* Short problem
Consider the records below. How many of their lines include the word "Sales"? State the number and nothing else.

----

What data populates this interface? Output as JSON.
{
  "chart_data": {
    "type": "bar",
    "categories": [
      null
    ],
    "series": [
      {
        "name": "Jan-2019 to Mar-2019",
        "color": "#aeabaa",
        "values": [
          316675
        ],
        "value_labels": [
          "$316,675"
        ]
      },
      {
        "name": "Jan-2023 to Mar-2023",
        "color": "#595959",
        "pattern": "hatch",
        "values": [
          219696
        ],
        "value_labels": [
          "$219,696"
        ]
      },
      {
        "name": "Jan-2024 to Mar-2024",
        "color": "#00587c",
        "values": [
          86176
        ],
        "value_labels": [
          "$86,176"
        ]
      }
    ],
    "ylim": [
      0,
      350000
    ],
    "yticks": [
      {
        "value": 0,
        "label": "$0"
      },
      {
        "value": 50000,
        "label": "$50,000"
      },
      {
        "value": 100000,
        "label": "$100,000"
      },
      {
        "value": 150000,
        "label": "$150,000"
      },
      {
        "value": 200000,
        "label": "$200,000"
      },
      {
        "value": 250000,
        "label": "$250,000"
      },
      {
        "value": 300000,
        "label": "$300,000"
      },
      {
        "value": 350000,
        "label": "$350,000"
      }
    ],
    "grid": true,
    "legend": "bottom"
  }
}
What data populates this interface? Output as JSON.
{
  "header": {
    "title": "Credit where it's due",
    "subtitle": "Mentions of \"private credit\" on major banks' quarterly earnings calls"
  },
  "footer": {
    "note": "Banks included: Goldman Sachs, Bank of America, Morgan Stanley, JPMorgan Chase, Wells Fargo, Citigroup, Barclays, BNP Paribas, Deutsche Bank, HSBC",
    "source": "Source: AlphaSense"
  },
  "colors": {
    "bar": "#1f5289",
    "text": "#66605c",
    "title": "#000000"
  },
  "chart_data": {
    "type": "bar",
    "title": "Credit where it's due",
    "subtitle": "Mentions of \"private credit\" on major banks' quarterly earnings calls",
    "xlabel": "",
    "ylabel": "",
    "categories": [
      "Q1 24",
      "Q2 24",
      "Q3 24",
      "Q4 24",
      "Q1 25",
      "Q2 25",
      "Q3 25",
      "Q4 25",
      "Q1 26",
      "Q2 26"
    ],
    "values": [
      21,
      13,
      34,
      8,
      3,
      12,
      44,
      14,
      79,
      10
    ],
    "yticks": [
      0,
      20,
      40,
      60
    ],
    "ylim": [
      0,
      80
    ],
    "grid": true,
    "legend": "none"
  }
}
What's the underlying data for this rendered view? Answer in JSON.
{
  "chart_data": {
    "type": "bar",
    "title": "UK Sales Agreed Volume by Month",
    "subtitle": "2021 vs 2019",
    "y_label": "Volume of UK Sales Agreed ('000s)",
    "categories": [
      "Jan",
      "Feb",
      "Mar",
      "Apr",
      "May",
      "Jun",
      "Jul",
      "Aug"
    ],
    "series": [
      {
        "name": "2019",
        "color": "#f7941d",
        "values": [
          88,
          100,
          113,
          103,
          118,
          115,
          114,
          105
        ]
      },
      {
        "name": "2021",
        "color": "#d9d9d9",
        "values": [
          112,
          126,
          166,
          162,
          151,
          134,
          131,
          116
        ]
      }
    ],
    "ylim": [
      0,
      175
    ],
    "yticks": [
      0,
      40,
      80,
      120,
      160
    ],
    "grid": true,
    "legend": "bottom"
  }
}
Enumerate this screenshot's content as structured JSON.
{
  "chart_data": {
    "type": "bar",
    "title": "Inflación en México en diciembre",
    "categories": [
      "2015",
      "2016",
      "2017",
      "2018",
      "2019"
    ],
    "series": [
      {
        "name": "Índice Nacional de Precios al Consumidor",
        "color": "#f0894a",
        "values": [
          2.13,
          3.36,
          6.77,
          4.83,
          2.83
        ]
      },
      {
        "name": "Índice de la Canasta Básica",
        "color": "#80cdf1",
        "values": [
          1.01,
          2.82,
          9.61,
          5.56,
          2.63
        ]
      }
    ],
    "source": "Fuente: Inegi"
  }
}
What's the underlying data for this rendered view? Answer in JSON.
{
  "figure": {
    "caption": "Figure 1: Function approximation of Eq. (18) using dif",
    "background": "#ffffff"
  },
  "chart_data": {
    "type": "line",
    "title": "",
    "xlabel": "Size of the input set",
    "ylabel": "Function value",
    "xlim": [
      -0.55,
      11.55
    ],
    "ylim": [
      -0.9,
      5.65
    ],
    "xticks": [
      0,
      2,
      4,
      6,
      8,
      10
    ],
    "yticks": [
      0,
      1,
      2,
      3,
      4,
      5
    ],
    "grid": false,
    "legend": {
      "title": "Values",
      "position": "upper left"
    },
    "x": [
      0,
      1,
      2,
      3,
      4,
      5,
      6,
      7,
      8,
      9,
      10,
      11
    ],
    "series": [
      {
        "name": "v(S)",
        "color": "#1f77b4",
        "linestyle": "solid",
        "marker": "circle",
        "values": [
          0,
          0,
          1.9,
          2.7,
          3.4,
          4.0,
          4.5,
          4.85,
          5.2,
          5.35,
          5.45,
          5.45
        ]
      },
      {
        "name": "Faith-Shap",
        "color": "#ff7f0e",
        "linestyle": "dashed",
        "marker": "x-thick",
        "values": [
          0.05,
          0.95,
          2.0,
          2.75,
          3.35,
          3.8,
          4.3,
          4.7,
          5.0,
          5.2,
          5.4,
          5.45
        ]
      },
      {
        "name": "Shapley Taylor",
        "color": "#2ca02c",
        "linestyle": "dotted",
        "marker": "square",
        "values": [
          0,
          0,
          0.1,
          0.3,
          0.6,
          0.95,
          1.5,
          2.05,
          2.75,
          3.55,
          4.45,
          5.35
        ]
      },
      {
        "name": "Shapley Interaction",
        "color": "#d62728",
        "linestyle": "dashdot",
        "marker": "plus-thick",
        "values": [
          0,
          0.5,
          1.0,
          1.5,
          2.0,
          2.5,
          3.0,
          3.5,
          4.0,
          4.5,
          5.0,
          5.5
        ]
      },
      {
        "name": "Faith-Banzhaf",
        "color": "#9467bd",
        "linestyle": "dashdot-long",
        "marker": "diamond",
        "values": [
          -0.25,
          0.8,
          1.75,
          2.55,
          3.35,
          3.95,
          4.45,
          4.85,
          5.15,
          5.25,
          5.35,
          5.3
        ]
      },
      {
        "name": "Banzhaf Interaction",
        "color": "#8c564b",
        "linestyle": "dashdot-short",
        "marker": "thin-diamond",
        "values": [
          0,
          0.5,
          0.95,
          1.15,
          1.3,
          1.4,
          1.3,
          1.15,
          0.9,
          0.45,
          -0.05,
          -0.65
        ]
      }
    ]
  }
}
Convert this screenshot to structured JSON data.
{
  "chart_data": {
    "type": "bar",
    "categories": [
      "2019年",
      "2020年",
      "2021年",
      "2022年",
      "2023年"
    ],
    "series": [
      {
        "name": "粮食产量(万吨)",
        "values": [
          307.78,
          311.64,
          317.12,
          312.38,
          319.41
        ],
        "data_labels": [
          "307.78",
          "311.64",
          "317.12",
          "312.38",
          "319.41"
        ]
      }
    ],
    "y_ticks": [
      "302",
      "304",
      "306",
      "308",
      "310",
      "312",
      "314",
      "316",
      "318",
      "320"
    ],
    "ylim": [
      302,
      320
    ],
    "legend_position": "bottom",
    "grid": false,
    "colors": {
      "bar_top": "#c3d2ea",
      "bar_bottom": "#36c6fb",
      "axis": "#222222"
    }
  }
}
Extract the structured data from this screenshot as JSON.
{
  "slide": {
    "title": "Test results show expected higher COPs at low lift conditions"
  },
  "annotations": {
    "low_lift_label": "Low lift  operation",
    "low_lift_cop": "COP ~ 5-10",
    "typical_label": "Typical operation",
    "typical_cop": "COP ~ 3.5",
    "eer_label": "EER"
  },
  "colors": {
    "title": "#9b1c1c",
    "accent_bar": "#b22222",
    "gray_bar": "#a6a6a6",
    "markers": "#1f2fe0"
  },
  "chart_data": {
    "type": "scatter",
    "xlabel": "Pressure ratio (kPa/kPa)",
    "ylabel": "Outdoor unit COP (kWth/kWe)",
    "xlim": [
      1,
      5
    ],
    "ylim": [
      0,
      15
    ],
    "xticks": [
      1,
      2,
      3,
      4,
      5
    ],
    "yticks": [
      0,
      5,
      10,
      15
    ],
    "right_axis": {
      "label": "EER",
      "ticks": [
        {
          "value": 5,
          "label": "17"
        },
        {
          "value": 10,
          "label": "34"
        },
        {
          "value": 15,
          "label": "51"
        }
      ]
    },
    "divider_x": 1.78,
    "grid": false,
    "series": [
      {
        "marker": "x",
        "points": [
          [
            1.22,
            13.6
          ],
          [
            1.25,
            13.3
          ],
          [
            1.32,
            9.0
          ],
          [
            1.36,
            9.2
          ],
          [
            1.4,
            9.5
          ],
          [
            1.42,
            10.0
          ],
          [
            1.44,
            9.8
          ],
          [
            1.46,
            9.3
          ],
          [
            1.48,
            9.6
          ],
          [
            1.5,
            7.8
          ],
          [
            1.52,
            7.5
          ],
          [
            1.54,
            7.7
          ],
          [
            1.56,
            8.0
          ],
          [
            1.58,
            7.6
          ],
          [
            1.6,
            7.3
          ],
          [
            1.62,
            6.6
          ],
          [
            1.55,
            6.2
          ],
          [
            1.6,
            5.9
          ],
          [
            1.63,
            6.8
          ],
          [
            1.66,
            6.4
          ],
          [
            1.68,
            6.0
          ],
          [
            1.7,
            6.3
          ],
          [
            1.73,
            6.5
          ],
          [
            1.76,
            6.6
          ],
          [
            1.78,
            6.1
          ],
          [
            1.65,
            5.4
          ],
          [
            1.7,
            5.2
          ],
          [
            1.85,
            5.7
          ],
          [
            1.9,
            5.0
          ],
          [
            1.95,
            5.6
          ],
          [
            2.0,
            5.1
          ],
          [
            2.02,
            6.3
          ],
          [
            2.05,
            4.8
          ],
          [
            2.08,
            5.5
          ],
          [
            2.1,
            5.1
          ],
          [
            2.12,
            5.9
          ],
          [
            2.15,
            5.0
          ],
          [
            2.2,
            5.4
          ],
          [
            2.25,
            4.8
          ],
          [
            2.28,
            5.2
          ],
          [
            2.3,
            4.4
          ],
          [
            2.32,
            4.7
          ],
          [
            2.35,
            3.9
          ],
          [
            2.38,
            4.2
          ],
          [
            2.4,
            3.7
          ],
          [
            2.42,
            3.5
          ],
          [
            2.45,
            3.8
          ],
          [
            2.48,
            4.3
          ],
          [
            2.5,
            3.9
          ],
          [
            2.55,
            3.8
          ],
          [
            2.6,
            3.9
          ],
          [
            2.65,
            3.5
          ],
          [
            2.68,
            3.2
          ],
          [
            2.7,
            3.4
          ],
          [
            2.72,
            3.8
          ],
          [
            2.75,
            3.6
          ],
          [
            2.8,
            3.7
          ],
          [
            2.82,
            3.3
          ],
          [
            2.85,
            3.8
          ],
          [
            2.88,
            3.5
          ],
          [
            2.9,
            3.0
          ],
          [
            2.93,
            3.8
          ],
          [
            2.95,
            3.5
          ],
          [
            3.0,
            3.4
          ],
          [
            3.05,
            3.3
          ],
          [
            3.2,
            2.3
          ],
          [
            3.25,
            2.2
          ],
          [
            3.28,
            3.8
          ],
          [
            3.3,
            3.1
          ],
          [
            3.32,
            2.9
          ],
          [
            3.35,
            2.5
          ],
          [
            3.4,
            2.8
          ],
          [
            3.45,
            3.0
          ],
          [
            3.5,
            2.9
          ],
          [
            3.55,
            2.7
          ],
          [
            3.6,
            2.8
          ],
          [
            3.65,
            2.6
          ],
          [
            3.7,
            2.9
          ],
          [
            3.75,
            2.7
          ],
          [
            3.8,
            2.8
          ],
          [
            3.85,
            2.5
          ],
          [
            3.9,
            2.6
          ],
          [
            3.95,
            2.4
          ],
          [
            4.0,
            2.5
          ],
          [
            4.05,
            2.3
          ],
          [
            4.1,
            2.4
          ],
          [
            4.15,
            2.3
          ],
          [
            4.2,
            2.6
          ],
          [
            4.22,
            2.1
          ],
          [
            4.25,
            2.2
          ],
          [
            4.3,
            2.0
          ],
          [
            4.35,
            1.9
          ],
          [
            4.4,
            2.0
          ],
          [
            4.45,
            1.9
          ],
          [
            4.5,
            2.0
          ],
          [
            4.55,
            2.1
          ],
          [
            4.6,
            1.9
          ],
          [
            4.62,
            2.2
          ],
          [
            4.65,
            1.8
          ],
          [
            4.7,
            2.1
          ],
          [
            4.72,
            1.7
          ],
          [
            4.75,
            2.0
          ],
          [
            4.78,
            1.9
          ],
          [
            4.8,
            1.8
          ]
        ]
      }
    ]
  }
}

----

* Answer for this exercise
2